• **PROMPT**
How many lines in the listing below include the word "worldwide"? Answer with the number and nothing else.

• **EXTRACTED INFORMATION**
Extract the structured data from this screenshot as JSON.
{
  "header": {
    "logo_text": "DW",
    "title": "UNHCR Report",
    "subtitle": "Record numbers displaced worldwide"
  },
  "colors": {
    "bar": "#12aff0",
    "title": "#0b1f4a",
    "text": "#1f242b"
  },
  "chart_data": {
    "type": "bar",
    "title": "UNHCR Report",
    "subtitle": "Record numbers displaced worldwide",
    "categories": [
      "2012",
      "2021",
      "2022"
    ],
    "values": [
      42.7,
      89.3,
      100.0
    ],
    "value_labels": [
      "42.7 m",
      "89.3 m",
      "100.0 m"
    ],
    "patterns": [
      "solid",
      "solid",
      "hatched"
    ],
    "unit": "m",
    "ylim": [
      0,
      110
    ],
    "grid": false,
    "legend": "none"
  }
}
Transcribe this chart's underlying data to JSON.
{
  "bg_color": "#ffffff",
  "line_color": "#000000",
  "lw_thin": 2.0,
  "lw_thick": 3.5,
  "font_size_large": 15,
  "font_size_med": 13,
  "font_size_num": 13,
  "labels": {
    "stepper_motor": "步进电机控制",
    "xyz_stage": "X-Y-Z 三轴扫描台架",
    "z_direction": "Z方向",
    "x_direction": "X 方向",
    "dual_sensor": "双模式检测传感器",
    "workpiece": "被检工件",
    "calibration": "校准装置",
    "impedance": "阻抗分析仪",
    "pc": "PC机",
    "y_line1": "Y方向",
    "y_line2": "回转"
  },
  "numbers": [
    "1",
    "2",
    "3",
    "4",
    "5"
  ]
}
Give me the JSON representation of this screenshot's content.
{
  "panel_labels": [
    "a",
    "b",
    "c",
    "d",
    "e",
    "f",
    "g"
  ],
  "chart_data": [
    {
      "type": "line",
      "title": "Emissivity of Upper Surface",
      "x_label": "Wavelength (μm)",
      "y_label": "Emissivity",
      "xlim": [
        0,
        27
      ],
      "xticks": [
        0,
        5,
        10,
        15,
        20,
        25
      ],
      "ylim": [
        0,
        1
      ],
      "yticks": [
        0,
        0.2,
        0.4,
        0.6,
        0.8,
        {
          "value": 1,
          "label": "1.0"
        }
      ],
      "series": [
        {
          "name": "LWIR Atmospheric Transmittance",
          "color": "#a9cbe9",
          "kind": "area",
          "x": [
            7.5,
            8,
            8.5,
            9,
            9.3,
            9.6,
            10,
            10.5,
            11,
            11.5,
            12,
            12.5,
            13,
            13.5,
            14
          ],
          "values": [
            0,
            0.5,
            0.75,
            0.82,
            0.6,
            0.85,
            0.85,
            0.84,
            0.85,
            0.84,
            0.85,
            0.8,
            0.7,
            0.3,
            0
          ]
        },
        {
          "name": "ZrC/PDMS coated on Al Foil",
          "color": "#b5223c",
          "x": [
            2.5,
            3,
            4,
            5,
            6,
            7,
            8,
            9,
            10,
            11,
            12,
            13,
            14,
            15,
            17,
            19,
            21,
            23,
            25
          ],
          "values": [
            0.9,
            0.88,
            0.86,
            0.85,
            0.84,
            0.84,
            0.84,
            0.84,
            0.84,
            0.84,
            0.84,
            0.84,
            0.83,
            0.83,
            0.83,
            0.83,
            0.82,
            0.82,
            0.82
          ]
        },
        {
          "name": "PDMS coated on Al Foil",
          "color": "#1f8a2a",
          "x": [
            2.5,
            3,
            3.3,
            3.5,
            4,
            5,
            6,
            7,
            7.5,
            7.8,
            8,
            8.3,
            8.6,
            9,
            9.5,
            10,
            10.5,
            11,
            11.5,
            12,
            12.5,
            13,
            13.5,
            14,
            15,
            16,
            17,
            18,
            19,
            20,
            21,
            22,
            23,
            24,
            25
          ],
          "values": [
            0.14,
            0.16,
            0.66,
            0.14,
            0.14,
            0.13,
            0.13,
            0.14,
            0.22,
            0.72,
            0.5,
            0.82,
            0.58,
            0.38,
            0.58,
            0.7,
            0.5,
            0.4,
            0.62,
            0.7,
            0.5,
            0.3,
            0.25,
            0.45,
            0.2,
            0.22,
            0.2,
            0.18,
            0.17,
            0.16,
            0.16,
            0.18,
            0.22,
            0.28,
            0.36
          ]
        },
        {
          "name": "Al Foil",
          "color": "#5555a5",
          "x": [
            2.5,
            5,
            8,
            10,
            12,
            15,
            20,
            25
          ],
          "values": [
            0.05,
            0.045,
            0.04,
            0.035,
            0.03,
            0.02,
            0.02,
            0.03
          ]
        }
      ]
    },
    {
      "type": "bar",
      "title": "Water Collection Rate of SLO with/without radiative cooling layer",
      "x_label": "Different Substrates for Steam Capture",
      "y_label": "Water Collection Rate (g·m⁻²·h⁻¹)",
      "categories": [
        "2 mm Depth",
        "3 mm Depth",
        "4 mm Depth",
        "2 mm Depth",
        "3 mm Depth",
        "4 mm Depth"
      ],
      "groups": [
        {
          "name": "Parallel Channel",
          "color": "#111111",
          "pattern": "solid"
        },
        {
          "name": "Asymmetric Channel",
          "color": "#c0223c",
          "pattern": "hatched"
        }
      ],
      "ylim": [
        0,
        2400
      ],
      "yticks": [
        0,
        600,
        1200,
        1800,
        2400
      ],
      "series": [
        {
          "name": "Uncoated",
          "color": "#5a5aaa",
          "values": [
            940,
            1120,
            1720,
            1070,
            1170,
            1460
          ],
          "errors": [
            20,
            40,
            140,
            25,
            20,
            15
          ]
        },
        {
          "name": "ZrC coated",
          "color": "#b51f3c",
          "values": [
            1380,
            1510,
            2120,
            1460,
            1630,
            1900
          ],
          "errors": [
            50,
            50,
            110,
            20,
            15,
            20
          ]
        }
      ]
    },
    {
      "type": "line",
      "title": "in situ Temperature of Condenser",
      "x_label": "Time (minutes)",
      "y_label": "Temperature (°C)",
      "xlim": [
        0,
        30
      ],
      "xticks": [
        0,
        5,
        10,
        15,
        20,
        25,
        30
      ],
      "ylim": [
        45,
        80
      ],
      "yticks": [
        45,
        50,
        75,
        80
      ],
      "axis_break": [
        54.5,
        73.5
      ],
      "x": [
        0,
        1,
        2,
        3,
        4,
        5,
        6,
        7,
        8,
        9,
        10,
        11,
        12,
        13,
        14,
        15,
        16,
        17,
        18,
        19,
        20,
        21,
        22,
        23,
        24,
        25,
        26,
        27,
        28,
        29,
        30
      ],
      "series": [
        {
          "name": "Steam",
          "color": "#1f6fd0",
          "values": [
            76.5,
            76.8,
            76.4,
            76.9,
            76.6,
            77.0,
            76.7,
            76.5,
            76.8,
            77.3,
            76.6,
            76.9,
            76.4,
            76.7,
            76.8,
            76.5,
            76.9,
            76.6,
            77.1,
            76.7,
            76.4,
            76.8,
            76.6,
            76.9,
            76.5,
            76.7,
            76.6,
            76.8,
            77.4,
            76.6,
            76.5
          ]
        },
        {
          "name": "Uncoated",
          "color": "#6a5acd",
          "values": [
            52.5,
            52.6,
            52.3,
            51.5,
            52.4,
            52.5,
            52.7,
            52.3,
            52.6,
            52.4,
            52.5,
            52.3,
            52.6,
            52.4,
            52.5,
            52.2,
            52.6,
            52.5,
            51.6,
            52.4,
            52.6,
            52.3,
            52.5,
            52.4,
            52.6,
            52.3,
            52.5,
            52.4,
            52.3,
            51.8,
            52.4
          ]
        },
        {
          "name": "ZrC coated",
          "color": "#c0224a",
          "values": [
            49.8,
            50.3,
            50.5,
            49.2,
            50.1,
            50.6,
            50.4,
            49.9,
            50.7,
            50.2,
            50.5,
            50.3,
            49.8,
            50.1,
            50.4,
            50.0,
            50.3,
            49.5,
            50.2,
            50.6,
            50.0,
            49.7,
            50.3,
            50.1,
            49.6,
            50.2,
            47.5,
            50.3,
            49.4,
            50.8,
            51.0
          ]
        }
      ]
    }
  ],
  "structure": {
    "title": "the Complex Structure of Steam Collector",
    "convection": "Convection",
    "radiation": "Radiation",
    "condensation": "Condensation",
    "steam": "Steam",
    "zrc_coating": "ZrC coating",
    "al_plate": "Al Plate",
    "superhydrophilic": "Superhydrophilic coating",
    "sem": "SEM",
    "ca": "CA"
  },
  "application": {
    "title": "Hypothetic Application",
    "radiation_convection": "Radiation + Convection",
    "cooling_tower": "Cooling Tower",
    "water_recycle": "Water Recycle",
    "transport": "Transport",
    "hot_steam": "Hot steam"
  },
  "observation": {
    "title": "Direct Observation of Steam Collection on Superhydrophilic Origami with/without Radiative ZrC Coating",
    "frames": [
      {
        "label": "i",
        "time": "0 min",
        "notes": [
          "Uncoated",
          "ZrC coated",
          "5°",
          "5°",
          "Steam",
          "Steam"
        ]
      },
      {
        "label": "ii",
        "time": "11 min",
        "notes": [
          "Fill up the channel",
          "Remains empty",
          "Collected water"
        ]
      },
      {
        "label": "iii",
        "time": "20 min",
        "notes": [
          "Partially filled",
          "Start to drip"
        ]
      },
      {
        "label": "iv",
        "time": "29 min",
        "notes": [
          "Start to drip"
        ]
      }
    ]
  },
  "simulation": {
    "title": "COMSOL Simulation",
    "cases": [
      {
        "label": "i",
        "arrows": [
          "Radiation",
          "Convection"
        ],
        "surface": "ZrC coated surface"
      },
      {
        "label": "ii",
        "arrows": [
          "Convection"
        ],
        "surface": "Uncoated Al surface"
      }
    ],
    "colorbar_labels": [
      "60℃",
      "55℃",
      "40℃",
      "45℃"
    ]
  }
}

• **RIGHT ANSWER**
2